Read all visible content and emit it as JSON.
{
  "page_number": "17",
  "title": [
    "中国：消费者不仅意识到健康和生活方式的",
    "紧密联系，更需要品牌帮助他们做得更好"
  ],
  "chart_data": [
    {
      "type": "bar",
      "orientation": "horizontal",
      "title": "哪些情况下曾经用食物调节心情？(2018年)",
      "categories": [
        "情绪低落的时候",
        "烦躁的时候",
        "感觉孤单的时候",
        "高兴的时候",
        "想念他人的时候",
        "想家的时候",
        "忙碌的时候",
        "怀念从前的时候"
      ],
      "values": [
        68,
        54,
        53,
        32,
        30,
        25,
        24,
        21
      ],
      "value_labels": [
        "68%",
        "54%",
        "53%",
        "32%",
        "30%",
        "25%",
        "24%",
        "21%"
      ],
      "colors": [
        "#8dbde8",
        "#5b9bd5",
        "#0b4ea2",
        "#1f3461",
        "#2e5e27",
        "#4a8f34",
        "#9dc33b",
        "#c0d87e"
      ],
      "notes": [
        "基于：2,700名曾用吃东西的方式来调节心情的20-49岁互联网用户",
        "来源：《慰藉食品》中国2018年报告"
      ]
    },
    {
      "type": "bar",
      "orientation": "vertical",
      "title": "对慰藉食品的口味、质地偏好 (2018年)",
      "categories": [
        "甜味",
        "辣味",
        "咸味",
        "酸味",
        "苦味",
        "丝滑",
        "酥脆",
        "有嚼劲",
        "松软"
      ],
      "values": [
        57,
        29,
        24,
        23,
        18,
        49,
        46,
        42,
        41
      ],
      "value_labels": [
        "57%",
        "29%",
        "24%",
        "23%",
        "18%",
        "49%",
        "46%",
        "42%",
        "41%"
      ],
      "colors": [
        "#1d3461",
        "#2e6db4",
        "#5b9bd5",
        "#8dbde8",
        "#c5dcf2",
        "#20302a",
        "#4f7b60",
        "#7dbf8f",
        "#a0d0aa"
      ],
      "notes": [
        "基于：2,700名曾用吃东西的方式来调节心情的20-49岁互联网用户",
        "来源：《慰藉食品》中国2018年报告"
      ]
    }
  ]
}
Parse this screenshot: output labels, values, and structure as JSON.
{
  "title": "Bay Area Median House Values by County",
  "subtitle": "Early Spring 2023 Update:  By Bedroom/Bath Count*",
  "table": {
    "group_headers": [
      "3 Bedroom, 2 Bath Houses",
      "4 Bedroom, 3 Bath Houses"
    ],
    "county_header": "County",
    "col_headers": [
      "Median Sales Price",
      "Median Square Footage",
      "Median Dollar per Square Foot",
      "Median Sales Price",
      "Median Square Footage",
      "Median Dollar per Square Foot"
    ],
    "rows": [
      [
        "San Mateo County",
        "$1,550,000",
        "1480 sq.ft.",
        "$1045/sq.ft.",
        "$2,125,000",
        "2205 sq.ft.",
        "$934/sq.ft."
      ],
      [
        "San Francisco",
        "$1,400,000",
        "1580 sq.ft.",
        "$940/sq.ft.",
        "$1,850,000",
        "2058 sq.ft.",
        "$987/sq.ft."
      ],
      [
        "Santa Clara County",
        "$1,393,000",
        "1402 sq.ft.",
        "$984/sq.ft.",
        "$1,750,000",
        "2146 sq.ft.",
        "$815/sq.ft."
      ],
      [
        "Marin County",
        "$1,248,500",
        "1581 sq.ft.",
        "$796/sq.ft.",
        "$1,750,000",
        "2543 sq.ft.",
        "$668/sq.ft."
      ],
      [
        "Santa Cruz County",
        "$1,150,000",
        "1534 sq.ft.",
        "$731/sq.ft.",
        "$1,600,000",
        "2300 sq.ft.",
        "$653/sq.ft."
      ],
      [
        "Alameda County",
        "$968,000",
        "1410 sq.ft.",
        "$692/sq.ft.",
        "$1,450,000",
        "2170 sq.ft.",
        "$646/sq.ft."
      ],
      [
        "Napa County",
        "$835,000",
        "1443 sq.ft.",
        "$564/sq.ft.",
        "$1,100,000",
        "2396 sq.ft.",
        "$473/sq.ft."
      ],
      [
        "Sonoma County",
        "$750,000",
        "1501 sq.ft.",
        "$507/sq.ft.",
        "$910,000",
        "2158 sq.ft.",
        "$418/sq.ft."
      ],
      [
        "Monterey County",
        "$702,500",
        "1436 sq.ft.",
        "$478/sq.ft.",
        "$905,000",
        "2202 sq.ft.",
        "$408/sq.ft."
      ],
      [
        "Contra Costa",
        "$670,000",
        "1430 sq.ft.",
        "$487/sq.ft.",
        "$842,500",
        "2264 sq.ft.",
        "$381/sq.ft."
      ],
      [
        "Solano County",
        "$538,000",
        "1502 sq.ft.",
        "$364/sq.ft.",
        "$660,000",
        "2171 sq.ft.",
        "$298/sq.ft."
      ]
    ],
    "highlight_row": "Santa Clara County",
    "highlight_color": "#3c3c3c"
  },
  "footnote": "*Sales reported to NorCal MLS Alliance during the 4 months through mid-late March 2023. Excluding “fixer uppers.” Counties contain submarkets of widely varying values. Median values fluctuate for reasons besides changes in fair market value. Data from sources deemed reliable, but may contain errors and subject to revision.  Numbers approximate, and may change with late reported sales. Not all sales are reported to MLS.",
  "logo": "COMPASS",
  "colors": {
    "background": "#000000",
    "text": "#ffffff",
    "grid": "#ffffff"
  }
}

:::::

WHAT YOU HAVE TO DO:
Take the lines above and print them exactly.

REPLY:
Read all visible content and emit it as JSON.
{
  "page_number": "17",
  "title": [
    "中国：消费者不仅意识到健康和生活方式的",
    "紧密联系，更需要品牌帮助他们做得更好"
  ],
  "chart_data": [
    {
      "type": "bar",
      "orientation": "horizontal",
      "title": "哪些情况下曾经用食物调节心情？(2018年)",
      "categories": [
        "情绪低落的时候",
        "烦躁的时候",
        "感觉孤单的时候",
        "高兴的时候",
        "想念他人的时候",
        "想家的时候",
        "忙碌的时候",
        "怀念从前的时候"
      ],
      "values": [
        68,
        54,
        53,
        32,
        30,
        25,
        24,
        21
      ],
      "value_labels": [
        "68%",
        "54%",
        "53%",
        "32%",
        "30%",
        "25%",
        "24%",
        "21%"
      ],
      "colors": [
        "#8dbde8",
        "#5b9bd5",
        "#0b4ea2",
        "#1f3461",
        "#2e5e27",
        "#4a8f34",
        "#9dc33b",
        "#c0d87e"
      ],
      "notes": [
        "基于：2,700名曾用吃东西的方式来调节心情的20-49岁互联网用户",
        "来源：《慰藉食品》中国2018年报告"
      ]
    },
    {
      "type": "bar",
      "orientation": "vertical",
      "title": "对慰藉食品的口味、质地偏好 (2018年)",
      "categories": [
        "甜味",
        "辣味",
        "咸味",
        "酸味",
        "苦味",
        "丝滑",
        "酥脆",
        "有嚼劲",
        "松软"
      ],
      "values": [
        57,
        29,
        24,
        23,
        18,
        49,
        46,
        42,
        41
      ],
      "value_labels": [
        "57%",
        "29%",
        "24%",
        "23%",
        "18%",
        "49%",
        "46%",
        "42%",
        "41%"
      ],
      "colors": [
        "#1d3461",
        "#2e6db4",
        "#5b9bd5",
        "#8dbde8",
        "#c5dcf2",
        "#20302a",
        "#4f7b60",
        "#7dbf8f",
        "#a0d0aa"
      ],
      "notes": [
        "基于：2,700名曾用吃东西的方式来调节心情的20-49岁互联网用户",
        "来源：《慰藉食品》中国2018年报告"
      ]
    }
  ]
}
Parse this screenshot: output labels, values, and structure as JSON.
{
  "title": "Bay Area Median House Values by County",
  "subtitle": "Early Spring 2023 Update:  By Bedroom/Bath Count*",
  "table": {
    "group_headers": [
      "3 Bedroom, 2 Bath Houses",
      "4 Bedroom, 3 Bath Houses"
    ],
    "county_header": "County",
    "col_headers": [
      "Median Sales Price",
      "Median Square Footage",
      "Median Dollar per Square Foot",
      "Median Sales Price",
      "Median Square Footage",
      "Median Dollar per Square Foot"
    ],
    "rows": [
      [
        "San Mateo County",
        "$1,550,000",
        "1480 sq.ft.",
        "$1045/sq.ft.",
        "$2,125,000",
        "2205 sq.ft.",
        "$934/sq.ft."
      ],
      [
        "San Francisco",
        "$1,400,000",
        "1580 sq.ft.",
        "$940/sq.ft.",
        "$1,850,000",
        "2058 sq.ft.",
        "$987/sq.ft."
      ],
      [
        "Santa Clara County",
        "$1,393,000",
        "1402 sq.ft.",
        "$984/sq.ft.",
        "$1,750,000",
        "2146 sq.ft.",
        "$815/sq.ft."
      ],
      [
        "Marin County",
        "$1,248,500",
        "1581 sq.ft.",
        "$796/sq.ft.",
        "$1,750,000",
        "2543 sq.ft.",
        "$668/sq.ft."
      ],
      [
        "Santa Cruz County",
        "$1,150,000",
        "1534 sq.ft.",
        "$731/sq.ft.",
        "$1,600,000",
        "2300 sq.ft.",
        "$653/sq.ft."
      ],
      [
        "Alameda County",
        "$968,000",
        "1410 sq.ft.",
        "$692/sq.ft.",
        "$1,450,000",
        "2170 sq.ft.",
        "$646/sq.ft."
      ],
      [
        "Napa County",
        "$835,000",
        "1443 sq.ft.",
        "$564/sq.ft.",
        "$1,100,000",
        "2396 sq.ft.",
        "$473/sq.ft."
      ],
      [
        "Sonoma County",
        "$750,000",
        "1501 sq.ft.",
        "$507/sq.ft.",
        "$910,000",
        "2158 sq.ft.",
        "$418/sq.ft."
      ],
      [
        "Monterey County",
        "$702,500",
        "1436 sq.ft.",
        "$478/sq.ft.",
        "$905,000",
        "2202 sq.ft.",
        "$408/sq.ft."
      ],
      [
        "Contra Costa",
        "$670,000",
        "1430 sq.ft.",
        "$487/sq.ft.",
        "$842,500",
        "2264 sq.ft.",
        "$381/sq.ft."
      ],
      [
        "Solano County",
        "$538,000",
        "1502 sq.ft.",
        "$364/sq.ft.",
        "$660,000",
        "2171 sq.ft.",
        "$298/sq.ft."
      ]
    ],
    "highlight_row": "Santa Clara County",
    "highlight_color": "#3c3c3c"
  },
  "footnote": "*Sales reported to NorCal MLS Alliance during the 4 months through mid-late March 2023. Excluding “fixer uppers.” Counties contain submarkets of widely varying values. Median values fluctuate for reasons besides changes in fair market value. Data from sources deemed reliable, but may contain errors and subject to revision.  Numbers approximate, and may change with late reported sales. Not all sales are reported to MLS.",
  "logo": "COMPASS",
  "colors": {
    "background": "#000000",
    "text": "#ffffff",
    "grid": "#ffffff"
  }
}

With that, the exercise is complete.